*DATA FOR THIS EXERCISE*.

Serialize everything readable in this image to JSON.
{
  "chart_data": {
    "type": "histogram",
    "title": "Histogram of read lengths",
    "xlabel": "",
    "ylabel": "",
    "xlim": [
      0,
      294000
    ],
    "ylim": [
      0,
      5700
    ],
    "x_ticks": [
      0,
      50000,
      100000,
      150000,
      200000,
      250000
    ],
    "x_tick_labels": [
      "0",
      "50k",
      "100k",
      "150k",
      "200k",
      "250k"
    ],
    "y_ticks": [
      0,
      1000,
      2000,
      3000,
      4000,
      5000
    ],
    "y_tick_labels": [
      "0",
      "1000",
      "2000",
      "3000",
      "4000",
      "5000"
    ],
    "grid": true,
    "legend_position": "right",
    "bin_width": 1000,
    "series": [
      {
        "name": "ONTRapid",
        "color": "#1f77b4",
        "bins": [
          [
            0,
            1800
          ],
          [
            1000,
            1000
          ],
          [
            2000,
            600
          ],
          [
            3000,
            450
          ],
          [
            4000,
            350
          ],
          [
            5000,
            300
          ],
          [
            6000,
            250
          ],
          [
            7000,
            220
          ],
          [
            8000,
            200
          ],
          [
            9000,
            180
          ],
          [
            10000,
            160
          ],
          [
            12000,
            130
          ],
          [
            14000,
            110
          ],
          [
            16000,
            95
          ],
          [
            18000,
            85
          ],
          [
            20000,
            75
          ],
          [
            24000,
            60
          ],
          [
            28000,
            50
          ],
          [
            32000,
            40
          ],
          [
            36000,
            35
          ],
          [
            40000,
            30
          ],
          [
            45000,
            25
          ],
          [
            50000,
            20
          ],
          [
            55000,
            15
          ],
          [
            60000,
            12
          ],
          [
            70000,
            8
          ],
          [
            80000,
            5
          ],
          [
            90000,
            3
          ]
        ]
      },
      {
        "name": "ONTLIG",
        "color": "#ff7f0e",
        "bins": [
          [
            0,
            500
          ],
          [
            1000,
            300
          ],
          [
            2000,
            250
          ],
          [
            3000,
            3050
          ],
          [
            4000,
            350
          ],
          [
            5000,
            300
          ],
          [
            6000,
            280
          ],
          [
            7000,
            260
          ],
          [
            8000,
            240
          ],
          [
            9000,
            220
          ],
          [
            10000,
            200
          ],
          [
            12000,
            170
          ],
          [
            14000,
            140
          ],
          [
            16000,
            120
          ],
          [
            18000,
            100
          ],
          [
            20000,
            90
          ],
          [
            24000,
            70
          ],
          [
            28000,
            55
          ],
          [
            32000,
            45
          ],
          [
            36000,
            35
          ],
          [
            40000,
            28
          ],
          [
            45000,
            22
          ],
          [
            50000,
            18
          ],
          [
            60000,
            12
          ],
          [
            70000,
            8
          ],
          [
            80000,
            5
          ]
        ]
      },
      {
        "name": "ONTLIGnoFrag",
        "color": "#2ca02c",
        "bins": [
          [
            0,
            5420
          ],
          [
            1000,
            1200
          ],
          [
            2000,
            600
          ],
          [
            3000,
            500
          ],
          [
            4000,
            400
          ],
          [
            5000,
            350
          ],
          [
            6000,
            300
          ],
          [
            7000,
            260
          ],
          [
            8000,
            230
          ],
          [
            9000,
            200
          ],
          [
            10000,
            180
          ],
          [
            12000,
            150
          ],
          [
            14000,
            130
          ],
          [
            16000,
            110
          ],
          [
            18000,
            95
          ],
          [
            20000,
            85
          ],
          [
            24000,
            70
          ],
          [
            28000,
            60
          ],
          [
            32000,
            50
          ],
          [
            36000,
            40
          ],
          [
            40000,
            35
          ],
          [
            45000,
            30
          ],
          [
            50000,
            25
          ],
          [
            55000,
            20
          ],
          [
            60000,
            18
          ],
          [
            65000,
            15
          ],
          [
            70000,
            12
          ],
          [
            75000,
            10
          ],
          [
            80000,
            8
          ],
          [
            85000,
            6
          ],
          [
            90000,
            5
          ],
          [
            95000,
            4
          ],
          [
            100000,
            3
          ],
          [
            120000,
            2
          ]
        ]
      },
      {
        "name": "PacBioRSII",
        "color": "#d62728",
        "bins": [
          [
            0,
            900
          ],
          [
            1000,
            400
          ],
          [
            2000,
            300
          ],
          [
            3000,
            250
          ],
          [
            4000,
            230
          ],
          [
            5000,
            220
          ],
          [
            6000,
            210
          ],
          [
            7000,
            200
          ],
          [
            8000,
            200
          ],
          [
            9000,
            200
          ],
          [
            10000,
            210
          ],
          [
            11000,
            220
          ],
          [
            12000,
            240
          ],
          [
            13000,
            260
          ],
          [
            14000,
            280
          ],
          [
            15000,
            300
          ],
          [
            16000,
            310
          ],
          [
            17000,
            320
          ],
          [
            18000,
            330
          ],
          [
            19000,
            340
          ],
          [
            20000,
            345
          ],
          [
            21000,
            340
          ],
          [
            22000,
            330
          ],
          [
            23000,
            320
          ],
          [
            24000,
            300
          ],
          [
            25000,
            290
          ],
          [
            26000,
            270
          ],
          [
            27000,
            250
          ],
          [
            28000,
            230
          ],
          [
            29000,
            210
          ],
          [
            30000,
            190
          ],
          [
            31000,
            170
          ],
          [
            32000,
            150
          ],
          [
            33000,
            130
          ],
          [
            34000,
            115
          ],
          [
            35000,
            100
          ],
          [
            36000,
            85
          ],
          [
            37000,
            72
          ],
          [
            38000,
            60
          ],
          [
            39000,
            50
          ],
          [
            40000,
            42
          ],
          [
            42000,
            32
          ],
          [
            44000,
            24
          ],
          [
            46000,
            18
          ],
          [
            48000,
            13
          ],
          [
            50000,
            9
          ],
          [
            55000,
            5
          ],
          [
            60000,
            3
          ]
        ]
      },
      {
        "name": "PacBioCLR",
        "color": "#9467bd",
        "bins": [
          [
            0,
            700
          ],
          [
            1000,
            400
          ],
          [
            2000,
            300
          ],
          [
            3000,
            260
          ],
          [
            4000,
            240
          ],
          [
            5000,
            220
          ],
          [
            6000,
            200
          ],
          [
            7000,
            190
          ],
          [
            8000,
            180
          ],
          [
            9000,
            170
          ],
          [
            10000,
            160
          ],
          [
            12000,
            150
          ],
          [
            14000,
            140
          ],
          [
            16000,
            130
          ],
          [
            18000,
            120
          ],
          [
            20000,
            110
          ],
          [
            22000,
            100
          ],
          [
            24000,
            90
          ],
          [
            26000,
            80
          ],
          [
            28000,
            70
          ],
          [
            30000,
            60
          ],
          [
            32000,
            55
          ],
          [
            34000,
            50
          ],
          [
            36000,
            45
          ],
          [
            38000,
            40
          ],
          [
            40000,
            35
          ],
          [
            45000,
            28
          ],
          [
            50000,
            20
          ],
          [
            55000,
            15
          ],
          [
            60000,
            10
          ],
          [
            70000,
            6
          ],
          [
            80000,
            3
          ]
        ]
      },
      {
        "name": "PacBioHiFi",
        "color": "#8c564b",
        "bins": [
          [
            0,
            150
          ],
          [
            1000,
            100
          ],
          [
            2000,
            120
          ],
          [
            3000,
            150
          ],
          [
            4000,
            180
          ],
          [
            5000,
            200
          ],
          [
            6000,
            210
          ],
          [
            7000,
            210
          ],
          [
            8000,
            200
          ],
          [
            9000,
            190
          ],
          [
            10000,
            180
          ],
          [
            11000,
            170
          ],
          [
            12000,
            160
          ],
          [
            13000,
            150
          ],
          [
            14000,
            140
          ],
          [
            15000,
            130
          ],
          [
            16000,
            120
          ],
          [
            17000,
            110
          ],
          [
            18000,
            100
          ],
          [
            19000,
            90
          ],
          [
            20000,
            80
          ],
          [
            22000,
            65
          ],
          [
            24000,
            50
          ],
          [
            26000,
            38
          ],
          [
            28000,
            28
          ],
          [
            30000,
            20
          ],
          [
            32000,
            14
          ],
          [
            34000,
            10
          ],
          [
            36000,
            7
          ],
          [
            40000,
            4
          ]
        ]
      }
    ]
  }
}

*DIRECTION*.
Show every line in the entries where the string "name" occurs.

*ANSWER TO THIS TASK*.
        "name": "ONTRapid",
        "name": "ONTLIG",
        "name": "ONTLIGnoFrag",
        "name": "PacBioRSII",
        "name": "PacBioCLR",
        "name": "PacBioHiFi",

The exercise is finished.